[Begin DATASET EXCERPTS]
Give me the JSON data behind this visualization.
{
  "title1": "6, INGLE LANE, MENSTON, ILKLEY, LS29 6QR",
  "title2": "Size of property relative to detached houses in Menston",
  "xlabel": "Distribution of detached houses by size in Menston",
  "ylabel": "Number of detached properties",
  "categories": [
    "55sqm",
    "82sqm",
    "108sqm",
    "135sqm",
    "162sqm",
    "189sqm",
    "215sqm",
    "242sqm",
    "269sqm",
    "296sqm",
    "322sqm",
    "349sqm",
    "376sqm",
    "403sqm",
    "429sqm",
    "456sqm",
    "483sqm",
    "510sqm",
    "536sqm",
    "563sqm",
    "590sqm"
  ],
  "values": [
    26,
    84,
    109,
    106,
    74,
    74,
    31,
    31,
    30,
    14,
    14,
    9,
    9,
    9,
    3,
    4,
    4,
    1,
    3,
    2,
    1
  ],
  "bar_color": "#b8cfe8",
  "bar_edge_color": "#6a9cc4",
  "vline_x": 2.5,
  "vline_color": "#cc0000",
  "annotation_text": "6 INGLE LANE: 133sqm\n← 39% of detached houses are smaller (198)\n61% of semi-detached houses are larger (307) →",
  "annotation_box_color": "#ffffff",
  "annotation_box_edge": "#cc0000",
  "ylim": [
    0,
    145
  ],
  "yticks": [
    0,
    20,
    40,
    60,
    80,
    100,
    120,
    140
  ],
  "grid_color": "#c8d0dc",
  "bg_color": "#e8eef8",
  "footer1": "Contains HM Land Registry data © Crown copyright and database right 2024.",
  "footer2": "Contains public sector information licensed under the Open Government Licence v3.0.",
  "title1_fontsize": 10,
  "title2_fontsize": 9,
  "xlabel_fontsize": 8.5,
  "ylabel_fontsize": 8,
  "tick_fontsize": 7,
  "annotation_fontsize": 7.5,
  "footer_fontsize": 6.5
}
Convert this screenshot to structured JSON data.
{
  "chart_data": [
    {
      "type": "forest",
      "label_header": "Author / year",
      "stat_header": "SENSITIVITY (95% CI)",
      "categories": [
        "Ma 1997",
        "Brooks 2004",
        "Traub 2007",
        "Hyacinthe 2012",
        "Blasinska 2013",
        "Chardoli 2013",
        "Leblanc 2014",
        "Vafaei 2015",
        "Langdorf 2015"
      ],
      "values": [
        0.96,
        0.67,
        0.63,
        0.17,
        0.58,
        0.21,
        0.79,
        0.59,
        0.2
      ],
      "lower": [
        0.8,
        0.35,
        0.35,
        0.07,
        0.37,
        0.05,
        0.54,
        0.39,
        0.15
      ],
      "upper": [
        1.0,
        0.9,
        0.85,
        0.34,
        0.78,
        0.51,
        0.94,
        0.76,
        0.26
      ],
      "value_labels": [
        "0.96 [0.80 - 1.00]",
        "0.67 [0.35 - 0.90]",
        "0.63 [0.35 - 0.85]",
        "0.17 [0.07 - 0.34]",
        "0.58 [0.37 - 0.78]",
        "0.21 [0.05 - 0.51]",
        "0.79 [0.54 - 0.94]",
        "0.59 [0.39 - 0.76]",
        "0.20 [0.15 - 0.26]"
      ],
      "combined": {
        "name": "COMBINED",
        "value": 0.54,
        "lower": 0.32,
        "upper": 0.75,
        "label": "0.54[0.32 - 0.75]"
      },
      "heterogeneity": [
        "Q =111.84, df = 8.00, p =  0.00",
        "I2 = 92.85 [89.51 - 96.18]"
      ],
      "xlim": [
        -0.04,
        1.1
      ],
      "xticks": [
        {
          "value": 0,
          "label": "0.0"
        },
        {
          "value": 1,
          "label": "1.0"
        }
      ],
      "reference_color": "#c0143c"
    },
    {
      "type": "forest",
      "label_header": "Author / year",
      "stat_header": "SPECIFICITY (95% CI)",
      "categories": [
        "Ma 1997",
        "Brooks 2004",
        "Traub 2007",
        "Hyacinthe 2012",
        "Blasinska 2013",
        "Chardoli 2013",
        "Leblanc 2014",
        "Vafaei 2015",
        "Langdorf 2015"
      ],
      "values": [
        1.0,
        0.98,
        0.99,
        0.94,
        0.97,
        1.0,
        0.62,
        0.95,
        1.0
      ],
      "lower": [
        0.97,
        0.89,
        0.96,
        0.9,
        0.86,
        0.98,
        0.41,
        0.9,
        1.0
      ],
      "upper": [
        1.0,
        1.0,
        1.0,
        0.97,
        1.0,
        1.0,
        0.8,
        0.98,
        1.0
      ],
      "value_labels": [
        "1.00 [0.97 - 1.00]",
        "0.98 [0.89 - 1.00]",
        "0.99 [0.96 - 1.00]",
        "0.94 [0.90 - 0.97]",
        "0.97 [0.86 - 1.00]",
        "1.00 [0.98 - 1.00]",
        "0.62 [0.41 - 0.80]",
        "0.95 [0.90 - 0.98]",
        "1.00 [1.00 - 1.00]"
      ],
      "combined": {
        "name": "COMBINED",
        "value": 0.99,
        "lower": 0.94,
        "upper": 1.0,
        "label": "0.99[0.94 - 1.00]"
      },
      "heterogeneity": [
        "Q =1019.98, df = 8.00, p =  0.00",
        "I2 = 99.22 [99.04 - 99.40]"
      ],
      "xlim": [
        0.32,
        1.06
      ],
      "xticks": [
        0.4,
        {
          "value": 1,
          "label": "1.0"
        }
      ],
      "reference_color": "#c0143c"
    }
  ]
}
[End DATASET EXCERPTS]
Type out the material again exactly as presented.

* _CORRECT RESULT_
Give me the JSON data behind this visualization.
{
  "title1": "6, INGLE LANE, MENSTON, ILKLEY, LS29 6QR",
  "title2": "Size of property relative to detached houses in Menston",
  "xlabel": "Distribution of detached houses by size in Menston",
  "ylabel": "Number of detached properties",
  "categories": [
    "55sqm",
    "82sqm",
    "108sqm",
    "135sqm",
    "162sqm",
    "189sqm",
    "215sqm",
    "242sqm",
    "269sqm",
    "296sqm",
    "322sqm",
    "349sqm",
    "376sqm",
    "403sqm",
    "429sqm",
    "456sqm",
    "483sqm",
    "510sqm",
    "536sqm",
    "563sqm",
    "590sqm"
  ],
  "values": [
    26,
    84,
    109,
    106,
    74,
    74,
    31,
    31,
    30,
    14,
    14,
    9,
    9,
    9,
    3,
    4,
    4,
    1,
    3,
    2,
    1
  ],
  "bar_color": "#b8cfe8",
  "bar_edge_color": "#6a9cc4",
  "vline_x": 2.5,
  "vline_color": "#cc0000",
  "annotation_text": "6 INGLE LANE: 133sqm\n← 39% of detached houses are smaller (198)\n61% of semi-detached houses are larger (307) →",
  "annotation_box_color": "#ffffff",
  "annotation_box_edge": "#cc0000",
  "ylim": [
    0,
    145
  ],
  "yticks": [
    0,
    20,
    40,
    60,
    80,
    100,
    120,
    140
  ],
  "grid_color": "#c8d0dc",
  "bg_color": "#e8eef8",
  "footer1": "Contains HM Land Registry data © Crown copyright and database right 2024.",
  "footer2": "Contains public sector information licensed under the Open Government Licence v3.0.",
  "title1_fontsize": 10,
  "title2_fontsize": 9,
  "xlabel_fontsize": 8.5,
  "ylabel_fontsize": 8,
  "tick_fontsize": 7,
  "annotation_fontsize": 7.5,
  "footer_fontsize": 6.5
}
Convert this screenshot to structured JSON data.
{
  "chart_data": [
    {
      "type": "forest",
      "label_header": "Author / year",
      "stat_header": "SENSITIVITY (95% CI)",
      "categories": [
        "Ma 1997",
        "Brooks 2004",
        "Traub 2007",
        "Hyacinthe 2012",
        "Blasinska 2013",
        "Chardoli 2013",
        "Leblanc 2014",
        "Vafaei 2015",
        "Langdorf 2015"
      ],
      "values": [
        0.96,
        0.67,
        0.63,
        0.17,
        0.58,
        0.21,
        0.79,
        0.59,
        0.2
      ],
      "lower": [
        0.8,
        0.35,
        0.35,
        0.07,
        0.37,
        0.05,
        0.54,
        0.39,
        0.15
      ],
      "upper": [
        1.0,
        0.9,
        0.85,
        0.34,
        0.78,
        0.51,
        0.94,
        0.76,
        0.26
      ],
      "value_labels": [
        "0.96 [0.80 - 1.00]",
        "0.67 [0.35 - 0.90]",
        "0.63 [0.35 - 0.85]",
        "0.17 [0.07 - 0.34]",
        "0.58 [0.37 - 0.78]",
        "0.21 [0.05 - 0.51]",
        "0.79 [0.54 - 0.94]",
        "0.59 [0.39 - 0.76]",
        "0.20 [0.15 - 0.26]"
      ],
      "combined": {
        "name": "COMBINED",
        "value": 0.54,
        "lower": 0.32,
        "upper": 0.75,
        "label": "0.54[0.32 - 0.75]"
      },
      "heterogeneity": [
        "Q =111.84, df = 8.00, p =  0.00",
        "I2 = 92.85 [89.51 - 96.18]"
      ],
      "xlim": [
        -0.04,
        1.1
      ],
      "xticks": [
        {
          "value": 0,
          "label": "0.0"
        },
        {
          "value": 1,
          "label": "1.0"
        }
      ],
      "reference_color": "#c0143c"
    },
    {
      "type": "forest",
      "label_header": "Author / year",
      "stat_header": "SPECIFICITY (95% CI)",
      "categories": [
        "Ma 1997",
        "Brooks 2004",
        "Traub 2007",
        "Hyacinthe 2012",
        "Blasinska 2013",
        "Chardoli 2013",
        "Leblanc 2014",
        "Vafaei 2015",
        "Langdorf 2015"
      ],
      "values": [
        1.0,
        0.98,
        0.99,
        0.94,
        0.97,
        1.0,
        0.62,
        0.95,
        1.0
      ],
      "lower": [
        0.97,
        0.89,
        0.96,
        0.9,
        0.86,
        0.98,
        0.41,
        0.9,
        1.0
      ],
      "upper": [
        1.0,
        1.0,
        1.0,
        0.97,
        1.0,
        1.0,
        0.8,
        0.98,
        1.0
      ],
      "value_labels": [
        "1.00 [0.97 - 1.00]",
        "0.98 [0.89 - 1.00]",
        "0.99 [0.96 - 1.00]",
        "0.94 [0.90 - 0.97]",
        "0.97 [0.86 - 1.00]",
        "1.00 [0.98 - 1.00]",
        "0.62 [0.41 - 0.80]",
        "0.95 [0.90 - 0.98]",
        "1.00 [1.00 - 1.00]"
      ],
      "combined": {
        "name": "COMBINED",
        "value": 0.99,
        "lower": 0.94,
        "upper": 1.0,
        "label": "0.99[0.94 - 1.00]"
      },
      "heterogeneity": [
        "Q =1019.98, df = 8.00, p =  0.00",
        "I2 = 99.22 [99.04 - 99.40]"
      ],
      "xlim": [
        0.32,
        1.06
      ],
      "xticks": [
        0.4,
        {
          "value": 1,
          "label": "1.0"
        }
      ],
      "reference_color": "#c0143c"
    }
  ]
}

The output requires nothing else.